:: REQUIREMENT ::
From the entries below, gather every line that contains the string "title". Case counts.

:: RECORDS FOR THE TASK ::
——

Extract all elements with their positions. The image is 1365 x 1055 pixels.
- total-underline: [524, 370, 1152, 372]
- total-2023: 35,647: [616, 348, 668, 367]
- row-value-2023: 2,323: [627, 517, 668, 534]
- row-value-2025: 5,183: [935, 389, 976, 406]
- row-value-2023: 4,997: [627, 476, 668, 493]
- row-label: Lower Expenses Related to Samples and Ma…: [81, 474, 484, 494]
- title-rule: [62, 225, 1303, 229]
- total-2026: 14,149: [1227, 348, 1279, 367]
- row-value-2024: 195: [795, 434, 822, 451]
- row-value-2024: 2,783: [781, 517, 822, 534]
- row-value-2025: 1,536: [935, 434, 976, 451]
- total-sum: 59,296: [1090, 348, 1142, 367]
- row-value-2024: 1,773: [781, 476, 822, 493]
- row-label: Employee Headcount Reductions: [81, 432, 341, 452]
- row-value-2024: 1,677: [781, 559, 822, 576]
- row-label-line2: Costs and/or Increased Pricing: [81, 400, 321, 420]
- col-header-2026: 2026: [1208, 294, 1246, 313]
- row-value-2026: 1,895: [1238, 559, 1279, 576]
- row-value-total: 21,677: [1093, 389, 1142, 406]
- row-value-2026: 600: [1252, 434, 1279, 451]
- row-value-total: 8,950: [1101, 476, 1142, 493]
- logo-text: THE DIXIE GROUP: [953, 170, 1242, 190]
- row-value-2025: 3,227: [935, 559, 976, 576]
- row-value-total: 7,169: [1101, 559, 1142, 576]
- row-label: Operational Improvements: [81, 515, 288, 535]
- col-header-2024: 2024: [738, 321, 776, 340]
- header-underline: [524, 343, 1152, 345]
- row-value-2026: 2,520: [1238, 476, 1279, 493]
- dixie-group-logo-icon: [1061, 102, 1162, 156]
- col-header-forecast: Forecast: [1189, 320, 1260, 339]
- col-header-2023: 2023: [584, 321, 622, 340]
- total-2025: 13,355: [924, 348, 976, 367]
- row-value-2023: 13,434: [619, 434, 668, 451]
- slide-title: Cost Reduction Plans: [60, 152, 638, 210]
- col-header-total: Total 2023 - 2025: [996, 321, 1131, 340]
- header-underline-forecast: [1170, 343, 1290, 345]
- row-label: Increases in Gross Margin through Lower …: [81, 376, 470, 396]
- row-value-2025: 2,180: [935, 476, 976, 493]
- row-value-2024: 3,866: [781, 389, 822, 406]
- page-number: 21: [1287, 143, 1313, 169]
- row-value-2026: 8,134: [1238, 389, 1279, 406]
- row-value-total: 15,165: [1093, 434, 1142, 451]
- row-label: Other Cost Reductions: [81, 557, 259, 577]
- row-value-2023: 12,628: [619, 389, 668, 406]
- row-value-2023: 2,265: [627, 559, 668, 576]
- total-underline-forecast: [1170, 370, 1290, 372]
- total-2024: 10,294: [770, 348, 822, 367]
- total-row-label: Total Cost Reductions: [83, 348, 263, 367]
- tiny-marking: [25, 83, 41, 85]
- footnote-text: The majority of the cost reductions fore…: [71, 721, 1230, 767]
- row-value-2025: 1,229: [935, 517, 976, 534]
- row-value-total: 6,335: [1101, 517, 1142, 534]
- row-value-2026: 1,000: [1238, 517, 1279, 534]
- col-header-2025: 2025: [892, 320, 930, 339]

——

:: FINAL RESULT ::
- title-rule: [62, 225, 1303, 229]
- slide-title: Cost Reduction Plans: [60, 152, 638, 210]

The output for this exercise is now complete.